┏━━

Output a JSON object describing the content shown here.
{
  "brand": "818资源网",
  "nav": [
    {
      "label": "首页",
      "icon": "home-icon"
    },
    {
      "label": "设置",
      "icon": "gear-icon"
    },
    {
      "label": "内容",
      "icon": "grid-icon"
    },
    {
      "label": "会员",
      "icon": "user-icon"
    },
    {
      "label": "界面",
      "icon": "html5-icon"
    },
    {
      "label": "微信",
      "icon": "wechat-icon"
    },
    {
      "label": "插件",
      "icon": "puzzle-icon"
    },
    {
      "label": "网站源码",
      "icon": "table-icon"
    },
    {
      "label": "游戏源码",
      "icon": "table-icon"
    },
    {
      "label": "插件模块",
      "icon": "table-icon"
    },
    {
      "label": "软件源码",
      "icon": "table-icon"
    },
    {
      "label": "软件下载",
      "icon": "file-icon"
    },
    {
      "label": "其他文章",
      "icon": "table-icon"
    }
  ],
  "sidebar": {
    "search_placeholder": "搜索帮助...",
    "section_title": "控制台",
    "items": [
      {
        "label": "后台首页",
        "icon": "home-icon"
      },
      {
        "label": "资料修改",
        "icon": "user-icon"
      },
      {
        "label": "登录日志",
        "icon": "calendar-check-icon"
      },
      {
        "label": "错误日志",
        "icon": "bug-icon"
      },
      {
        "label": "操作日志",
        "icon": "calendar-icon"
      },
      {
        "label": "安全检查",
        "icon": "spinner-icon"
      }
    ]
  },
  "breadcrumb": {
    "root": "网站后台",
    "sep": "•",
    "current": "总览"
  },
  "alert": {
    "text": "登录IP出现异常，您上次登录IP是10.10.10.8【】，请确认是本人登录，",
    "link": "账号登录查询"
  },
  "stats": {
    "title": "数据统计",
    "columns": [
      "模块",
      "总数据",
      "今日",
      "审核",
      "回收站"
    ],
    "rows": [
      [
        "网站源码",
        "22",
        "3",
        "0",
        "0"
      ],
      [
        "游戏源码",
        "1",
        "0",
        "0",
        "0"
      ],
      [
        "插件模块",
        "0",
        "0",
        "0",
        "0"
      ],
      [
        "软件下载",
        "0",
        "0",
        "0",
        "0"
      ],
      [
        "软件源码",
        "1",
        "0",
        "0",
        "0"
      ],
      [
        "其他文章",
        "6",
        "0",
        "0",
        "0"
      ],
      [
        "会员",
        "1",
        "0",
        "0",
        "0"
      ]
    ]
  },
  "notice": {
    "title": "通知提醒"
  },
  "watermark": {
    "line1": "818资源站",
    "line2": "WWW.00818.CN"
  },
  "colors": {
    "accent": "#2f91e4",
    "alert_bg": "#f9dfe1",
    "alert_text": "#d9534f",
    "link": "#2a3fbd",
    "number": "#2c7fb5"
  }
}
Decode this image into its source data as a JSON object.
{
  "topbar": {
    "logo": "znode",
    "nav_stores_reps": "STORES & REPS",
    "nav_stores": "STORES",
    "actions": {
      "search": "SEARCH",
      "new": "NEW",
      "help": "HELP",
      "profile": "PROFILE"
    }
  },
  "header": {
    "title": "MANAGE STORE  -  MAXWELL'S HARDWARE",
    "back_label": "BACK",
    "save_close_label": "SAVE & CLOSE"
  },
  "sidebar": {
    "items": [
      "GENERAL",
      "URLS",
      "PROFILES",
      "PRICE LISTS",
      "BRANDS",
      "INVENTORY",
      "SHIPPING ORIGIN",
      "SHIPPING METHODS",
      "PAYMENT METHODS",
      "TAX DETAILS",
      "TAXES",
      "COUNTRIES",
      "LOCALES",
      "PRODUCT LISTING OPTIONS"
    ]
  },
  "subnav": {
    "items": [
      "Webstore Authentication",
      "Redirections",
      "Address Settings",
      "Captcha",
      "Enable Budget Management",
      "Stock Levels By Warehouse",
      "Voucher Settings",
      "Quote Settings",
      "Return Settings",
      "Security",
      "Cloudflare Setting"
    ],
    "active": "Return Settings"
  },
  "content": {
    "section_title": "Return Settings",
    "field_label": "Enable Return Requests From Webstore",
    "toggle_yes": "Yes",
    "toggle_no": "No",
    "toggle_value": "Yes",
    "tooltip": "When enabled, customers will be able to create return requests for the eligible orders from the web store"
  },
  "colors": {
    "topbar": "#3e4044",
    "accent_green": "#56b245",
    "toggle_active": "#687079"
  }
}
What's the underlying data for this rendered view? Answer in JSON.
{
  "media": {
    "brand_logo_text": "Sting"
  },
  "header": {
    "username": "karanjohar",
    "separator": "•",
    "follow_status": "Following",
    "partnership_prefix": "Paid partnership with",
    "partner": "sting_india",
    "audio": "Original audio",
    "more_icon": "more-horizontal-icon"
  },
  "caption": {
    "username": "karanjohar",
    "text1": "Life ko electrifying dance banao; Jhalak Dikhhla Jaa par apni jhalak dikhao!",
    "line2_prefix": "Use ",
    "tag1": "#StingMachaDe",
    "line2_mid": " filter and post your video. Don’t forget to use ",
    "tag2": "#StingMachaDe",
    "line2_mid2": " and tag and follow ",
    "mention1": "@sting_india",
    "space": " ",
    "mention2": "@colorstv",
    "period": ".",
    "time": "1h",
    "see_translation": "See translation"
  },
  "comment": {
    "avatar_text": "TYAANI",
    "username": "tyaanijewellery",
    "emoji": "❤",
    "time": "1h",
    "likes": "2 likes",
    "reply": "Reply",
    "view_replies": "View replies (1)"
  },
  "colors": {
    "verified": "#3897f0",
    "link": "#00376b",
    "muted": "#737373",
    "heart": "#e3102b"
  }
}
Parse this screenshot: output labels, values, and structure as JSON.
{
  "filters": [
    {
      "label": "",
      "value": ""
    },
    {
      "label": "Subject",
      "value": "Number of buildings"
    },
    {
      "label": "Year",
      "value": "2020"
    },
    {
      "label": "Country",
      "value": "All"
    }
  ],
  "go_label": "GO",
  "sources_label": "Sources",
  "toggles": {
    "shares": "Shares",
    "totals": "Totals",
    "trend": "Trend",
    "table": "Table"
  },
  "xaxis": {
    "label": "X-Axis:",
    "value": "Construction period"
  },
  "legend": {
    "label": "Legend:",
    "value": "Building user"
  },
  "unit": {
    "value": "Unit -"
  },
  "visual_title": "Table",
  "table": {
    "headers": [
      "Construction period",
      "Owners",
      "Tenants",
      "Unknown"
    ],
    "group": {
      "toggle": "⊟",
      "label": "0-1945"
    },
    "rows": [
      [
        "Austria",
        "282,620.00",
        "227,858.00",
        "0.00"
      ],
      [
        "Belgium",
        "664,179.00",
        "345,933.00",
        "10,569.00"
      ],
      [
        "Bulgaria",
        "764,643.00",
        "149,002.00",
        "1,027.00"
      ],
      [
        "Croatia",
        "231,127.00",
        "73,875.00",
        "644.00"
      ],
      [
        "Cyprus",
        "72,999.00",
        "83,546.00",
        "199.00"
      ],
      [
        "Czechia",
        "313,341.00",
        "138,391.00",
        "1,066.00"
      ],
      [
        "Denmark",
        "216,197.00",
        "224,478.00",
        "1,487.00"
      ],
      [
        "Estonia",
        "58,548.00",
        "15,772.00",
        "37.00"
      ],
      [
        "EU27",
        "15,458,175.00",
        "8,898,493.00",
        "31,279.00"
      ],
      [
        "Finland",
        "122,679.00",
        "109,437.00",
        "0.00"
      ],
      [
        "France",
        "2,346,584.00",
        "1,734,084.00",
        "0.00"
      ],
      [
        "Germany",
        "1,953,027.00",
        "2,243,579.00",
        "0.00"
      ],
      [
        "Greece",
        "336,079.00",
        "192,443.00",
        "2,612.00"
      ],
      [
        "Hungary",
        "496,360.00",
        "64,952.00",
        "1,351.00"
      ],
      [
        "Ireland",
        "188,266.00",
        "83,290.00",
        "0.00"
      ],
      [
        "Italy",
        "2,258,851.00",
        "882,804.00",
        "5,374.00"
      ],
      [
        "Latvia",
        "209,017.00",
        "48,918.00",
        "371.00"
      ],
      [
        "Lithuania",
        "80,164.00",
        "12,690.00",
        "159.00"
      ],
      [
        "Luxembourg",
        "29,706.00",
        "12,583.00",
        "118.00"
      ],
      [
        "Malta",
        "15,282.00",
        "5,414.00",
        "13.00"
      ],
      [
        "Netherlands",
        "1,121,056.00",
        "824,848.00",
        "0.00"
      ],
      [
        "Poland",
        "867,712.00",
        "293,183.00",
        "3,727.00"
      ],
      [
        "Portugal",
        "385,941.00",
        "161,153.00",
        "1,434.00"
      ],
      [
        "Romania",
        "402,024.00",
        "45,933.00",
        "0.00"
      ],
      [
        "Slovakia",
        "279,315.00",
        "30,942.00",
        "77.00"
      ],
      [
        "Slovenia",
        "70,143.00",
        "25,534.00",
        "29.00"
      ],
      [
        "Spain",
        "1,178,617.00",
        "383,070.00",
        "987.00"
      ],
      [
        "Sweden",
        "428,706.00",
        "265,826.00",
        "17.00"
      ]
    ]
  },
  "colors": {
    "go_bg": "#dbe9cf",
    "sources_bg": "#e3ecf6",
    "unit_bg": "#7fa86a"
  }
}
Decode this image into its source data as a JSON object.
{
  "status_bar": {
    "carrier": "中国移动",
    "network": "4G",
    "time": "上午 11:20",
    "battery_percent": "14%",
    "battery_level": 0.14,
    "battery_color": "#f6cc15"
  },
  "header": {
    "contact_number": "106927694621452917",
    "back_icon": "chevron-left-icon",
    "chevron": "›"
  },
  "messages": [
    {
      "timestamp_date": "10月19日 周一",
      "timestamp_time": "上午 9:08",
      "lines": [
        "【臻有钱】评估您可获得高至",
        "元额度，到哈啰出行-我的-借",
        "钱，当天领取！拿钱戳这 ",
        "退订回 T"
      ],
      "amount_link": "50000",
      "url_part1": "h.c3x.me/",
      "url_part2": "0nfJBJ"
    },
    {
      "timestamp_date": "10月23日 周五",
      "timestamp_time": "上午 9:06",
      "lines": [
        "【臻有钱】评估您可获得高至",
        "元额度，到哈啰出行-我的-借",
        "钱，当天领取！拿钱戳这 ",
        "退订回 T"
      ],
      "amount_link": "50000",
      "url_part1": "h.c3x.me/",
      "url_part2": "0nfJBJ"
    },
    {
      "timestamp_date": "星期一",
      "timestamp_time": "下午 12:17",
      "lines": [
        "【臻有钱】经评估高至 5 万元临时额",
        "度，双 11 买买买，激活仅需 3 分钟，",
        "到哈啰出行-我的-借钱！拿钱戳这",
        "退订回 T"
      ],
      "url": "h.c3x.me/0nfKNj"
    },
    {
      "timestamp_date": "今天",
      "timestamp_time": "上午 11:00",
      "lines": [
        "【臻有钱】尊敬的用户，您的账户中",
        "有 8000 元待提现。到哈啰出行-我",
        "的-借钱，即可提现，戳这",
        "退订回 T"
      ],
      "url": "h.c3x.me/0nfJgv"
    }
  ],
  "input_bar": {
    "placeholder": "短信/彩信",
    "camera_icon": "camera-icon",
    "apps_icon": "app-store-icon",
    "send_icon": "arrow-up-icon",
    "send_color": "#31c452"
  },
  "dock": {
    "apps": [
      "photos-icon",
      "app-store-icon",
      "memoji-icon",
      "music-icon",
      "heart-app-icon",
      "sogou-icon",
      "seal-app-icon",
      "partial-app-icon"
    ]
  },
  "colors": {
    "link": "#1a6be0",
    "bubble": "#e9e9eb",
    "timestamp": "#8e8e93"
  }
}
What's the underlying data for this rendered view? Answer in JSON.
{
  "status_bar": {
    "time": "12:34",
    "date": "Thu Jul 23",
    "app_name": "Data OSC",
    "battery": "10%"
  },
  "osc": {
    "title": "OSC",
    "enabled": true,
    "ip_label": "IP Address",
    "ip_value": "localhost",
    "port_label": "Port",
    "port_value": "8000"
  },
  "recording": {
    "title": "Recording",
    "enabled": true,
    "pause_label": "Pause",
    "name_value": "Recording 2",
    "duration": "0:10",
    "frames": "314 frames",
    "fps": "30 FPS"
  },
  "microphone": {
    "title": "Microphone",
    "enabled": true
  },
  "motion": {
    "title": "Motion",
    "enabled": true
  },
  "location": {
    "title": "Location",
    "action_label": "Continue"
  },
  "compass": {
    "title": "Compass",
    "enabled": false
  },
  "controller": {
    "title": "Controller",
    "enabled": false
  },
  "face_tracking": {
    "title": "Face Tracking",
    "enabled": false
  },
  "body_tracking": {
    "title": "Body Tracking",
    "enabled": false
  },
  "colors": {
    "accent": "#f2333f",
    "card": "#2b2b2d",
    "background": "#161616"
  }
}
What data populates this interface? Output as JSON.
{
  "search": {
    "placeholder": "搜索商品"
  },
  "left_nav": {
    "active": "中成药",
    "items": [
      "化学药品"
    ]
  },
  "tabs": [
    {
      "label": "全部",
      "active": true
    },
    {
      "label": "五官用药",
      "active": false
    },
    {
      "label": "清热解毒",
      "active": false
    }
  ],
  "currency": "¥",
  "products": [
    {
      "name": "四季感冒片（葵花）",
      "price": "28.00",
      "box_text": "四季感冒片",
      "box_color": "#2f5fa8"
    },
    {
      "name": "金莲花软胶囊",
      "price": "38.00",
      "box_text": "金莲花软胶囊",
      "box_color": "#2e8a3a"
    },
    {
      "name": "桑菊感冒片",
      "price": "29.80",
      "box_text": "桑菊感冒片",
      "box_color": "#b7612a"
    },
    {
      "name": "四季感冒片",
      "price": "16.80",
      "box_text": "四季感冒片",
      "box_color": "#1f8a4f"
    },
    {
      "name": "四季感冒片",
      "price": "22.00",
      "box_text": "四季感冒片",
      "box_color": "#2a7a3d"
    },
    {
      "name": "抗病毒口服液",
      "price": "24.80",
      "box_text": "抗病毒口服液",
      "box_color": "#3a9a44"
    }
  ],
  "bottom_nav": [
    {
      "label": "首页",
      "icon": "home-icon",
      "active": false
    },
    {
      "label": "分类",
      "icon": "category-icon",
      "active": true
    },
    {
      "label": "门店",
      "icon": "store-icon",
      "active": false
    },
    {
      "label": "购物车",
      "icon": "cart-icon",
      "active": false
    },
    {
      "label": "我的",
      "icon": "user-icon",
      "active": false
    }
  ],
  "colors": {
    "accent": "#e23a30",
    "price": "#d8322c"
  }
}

┗━━

STATED GOAL:
Pull out all lines from the entries above that include the word "StingMachaDe".

RESPONSE FOR THIS EXERCISE:
    "tag1": "#StingMachaDe",
    "tag2": "#StingMachaDe",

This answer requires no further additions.